■ GOAL OF THE EXERCISE ■
Give the listing below again in full, exactly as written.

■ INFORMATION PROVIDED ■
————————
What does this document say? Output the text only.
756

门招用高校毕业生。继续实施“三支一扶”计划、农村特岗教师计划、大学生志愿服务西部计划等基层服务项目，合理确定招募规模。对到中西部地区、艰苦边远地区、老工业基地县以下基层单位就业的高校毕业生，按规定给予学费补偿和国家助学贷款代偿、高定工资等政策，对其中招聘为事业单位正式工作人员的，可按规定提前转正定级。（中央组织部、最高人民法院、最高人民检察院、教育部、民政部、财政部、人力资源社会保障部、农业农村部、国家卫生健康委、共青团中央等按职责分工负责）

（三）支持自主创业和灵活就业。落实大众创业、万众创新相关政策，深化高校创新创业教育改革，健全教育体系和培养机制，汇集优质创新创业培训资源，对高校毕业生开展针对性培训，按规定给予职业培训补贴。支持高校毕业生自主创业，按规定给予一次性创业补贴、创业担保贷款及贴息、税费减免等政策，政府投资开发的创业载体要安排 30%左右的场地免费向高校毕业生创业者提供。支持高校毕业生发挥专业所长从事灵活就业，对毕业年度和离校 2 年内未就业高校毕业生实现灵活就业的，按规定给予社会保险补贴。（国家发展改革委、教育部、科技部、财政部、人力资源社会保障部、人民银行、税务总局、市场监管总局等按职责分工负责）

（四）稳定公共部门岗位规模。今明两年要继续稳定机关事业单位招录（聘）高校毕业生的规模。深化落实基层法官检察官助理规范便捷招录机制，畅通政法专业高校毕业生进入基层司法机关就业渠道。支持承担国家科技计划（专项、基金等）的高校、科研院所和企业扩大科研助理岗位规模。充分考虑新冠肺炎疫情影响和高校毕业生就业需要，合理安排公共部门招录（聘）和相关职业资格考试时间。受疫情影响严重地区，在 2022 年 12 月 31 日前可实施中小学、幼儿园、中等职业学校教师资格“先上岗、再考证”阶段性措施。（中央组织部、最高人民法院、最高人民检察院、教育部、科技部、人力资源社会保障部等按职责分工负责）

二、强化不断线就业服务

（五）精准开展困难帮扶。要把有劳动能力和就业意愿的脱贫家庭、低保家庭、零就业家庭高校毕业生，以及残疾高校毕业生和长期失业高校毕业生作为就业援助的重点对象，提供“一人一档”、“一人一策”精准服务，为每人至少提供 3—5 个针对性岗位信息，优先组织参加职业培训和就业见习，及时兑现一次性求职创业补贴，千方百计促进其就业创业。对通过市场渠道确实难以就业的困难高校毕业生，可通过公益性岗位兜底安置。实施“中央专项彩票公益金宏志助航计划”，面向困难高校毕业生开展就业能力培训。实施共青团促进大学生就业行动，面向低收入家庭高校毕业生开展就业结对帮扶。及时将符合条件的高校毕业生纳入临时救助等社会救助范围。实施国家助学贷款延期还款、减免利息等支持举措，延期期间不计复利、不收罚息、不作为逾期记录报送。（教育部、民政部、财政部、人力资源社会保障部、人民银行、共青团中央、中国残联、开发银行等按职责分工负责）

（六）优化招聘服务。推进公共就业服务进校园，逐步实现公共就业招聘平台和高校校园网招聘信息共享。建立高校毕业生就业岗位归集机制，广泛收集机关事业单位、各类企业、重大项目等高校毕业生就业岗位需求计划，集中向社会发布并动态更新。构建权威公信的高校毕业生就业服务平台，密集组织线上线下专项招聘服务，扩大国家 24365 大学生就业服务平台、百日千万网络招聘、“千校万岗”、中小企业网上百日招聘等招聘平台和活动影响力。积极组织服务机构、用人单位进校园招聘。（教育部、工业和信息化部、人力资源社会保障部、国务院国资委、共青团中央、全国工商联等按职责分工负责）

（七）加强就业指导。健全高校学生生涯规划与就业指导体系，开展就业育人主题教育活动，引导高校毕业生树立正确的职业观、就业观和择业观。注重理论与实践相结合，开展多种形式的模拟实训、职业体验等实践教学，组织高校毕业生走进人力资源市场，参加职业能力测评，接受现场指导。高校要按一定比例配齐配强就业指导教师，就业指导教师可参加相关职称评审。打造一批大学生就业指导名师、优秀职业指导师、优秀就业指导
————————
■ EXERCISE RESPONSE ■
What does this document say? Output the text only.
756

门招用高校毕业生。继续实施“三支一扶”计划、农村特岗教师计划、大学生志愿服务西部计划等基层服务项目，合理确定招募规模。对到中西部地区、艰苦边远地区、老工业基地县以下基层单位就业的高校毕业生，按规定给予学费补偿和国家助学贷款代偿、高定工资等政策，对其中招聘为事业单位正式工作人员的，可按规定提前转正定级。（中央组织部、最高人民法院、最高人民检察院、教育部、民政部、财政部、人力资源社会保障部、农业农村部、国家卫生健康委、共青团中央等按职责分工负责）

（三）支持自主创业和灵活就业。落实大众创业、万众创新相关政策，深化高校创新创业教育改革，健全教育体系和培养机制，汇集优质创新创业培训资源，对高校毕业生开展针对性培训，按规定给予职业培训补贴。支持高校毕业生自主创业，按规定给予一次性创业补贴、创业担保贷款及贴息、税费减免等政策，政府投资开发的创业载体要安排 30%左右的场地免费向高校毕业生创业者提供。支持高校毕业生发挥专业所长从事灵活就业，对毕业年度和离校 2 年内未就业高校毕业生实现灵活就业的，按规定给予社会保险补贴。（国家发展改革委、教育部、科技部、财政部、人力资源社会保障部、人民银行、税务总局、市场监管总局等按职责分工负责）

（四）稳定公共部门岗位规模。今明两年要继续稳定机关事业单位招录（聘）高校毕业生的规模。深化落实基层法官检察官助理规范便捷招录机制，畅通政法专业高校毕业生进入基层司法机关就业渠道。支持承担国家科技计划（专项、基金等）的高校、科研院所和企业扩大科研助理岗位规模。充分考虑新冠肺炎疫情影响和高校毕业生就业需要，合理安排公共部门招录（聘）和相关职业资格考试时间。受疫情影响严重地区，在 2022 年 12 月 31 日前可实施中小学、幼儿园、中等职业学校教师资格“先上岗、再考证”阶段性措施。（中央组织部、最高人民法院、最高人民检察院、教育部、科技部、人力资源社会保障部等按职责分工负责）

二、强化不断线就业服务

（五）精准开展困难帮扶。要把有劳动能力和就业意愿的脱贫家庭、低保家庭、零就业家庭高校毕业生，以及残疾高校毕业生和长期失业高校毕业生作为就业援助的重点对象，提供“一人一档”、“一人一策”精准服务，为每人至少提供 3—5 个针对性岗位信息，优先组织参加职业培训和就业见习，及时兑现一次性求职创业补贴，千方百计促进其就业创业。对通过市场渠道确实难以就业的困难高校毕业生，可通过公益性岗位兜底安置。实施“中央专项彩票公益金宏志助航计划”，面向困难高校毕业生开展就业能力培训。实施共青团促进大学生就业行动，面向低收入家庭高校毕业生开展就业结对帮扶。及时将符合条件的高校毕业生纳入临时救助等社会救助范围。实施国家助学贷款延期还款、减免利息等支持举措，延期期间不计复利、不收罚息、不作为逾期记录报送。（教育部、民政部、财政部、人力资源社会保障部、人民银行、共青团中央、中国残联、开发银行等按职责分工负责）

（六）优化招聘服务。推进公共就业服务进校园，逐步实现公共就业招聘平台和高校校园网招聘信息共享。建立高校毕业生就业岗位归集机制，广泛收集机关事业单位、各类企业、重大项目等高校毕业生就业岗位需求计划，集中向社会发布并动态更新。构建权威公信的高校毕业生就业服务平台，密集组织线上线下专项招聘服务，扩大国家 24365 大学生就业服务平台、百日千万网络招聘、“千校万岗”、中小企业网上百日招聘等招聘平台和活动影响力。积极组织服务机构、用人单位进校园招聘。（教育部、工业和信息化部、人力资源社会保障部、国务院国资委、共青团中央、全国工商联等按职责分工负责）

（七）加强就业指导。健全高校学生生涯规划与就业指导体系，开展就业育人主题教育活动，引导高校毕业生树立正确的职业观、就业观和择业观。注重理论与实践相结合，开展多种形式的模拟实训、职业体验等实践教学，组织高校毕业生走进人力资源市场，参加职业能力测评，接受现场指导。高校要按一定比例配齐配强就业指导教师，就业指导教师可参加相关职称评审。打造一批大学生就业指导名师、优秀职业指导师、优秀就业指导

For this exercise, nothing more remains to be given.